▶ _Short problem_
Among the entries below, count the lines that contain the word "name". Write down only the total.
╭─ Data rows
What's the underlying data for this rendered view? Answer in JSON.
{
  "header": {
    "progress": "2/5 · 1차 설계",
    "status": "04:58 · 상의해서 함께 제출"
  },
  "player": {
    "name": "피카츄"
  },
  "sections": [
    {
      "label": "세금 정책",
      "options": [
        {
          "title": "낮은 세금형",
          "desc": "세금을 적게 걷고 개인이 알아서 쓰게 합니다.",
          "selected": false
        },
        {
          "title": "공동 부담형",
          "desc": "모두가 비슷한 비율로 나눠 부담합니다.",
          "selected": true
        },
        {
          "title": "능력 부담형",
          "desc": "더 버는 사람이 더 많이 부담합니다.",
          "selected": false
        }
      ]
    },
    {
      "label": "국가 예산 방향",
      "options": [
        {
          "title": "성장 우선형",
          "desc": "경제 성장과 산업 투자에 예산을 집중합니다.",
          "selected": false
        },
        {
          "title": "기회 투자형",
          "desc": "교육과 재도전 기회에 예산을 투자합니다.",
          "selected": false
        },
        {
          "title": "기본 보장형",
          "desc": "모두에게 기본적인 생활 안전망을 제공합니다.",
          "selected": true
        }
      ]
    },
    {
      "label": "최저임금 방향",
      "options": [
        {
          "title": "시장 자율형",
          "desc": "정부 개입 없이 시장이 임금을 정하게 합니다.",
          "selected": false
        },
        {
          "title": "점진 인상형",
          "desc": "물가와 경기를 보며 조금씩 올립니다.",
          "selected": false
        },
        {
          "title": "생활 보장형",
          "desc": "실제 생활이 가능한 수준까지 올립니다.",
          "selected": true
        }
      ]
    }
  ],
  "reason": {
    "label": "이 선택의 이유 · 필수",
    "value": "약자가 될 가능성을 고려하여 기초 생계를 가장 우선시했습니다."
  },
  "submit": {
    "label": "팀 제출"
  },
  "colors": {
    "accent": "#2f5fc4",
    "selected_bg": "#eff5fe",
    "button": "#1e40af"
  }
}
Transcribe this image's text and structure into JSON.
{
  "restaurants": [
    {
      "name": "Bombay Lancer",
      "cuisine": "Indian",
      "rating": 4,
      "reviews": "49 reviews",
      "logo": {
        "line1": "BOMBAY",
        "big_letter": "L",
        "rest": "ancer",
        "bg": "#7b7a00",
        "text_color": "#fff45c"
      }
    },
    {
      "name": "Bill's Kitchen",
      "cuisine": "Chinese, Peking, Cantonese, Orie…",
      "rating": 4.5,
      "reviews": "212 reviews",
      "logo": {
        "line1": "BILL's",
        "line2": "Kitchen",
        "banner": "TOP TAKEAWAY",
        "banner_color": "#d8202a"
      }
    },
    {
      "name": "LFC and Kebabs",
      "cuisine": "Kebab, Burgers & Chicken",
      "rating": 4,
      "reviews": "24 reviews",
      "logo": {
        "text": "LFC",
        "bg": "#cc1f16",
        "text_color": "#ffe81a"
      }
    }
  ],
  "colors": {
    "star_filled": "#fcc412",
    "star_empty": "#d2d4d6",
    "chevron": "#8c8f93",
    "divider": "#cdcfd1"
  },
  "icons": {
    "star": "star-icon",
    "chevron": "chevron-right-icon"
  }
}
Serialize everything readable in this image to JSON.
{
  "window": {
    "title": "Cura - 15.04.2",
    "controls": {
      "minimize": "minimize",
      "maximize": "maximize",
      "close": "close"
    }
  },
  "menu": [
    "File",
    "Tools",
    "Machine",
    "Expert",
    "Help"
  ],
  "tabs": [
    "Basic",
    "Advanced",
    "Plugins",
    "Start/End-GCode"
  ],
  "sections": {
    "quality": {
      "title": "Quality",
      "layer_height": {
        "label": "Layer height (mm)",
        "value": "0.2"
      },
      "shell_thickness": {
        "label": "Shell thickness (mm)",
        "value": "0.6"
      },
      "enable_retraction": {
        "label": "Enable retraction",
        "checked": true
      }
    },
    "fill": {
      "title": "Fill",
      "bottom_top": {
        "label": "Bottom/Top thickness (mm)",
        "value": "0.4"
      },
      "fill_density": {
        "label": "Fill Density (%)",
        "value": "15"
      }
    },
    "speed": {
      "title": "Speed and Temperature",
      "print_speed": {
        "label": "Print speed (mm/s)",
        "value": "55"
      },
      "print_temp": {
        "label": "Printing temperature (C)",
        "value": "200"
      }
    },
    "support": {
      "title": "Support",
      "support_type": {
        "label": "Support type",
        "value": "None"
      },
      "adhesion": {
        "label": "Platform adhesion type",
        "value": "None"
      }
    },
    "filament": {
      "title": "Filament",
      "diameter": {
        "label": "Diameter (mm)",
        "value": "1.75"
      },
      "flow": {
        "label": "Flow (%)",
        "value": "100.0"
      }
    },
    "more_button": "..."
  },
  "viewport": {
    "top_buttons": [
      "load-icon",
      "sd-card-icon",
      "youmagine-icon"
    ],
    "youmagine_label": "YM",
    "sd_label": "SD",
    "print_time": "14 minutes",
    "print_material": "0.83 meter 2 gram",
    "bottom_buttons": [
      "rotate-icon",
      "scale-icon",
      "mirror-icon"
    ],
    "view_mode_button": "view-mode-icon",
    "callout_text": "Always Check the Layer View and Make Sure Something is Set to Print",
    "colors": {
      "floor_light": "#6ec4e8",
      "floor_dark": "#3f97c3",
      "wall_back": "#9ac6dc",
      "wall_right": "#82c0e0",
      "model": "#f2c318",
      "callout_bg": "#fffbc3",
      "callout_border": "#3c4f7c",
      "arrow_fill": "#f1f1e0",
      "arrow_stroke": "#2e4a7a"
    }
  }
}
╰─
▶ _Answer to this problem_
4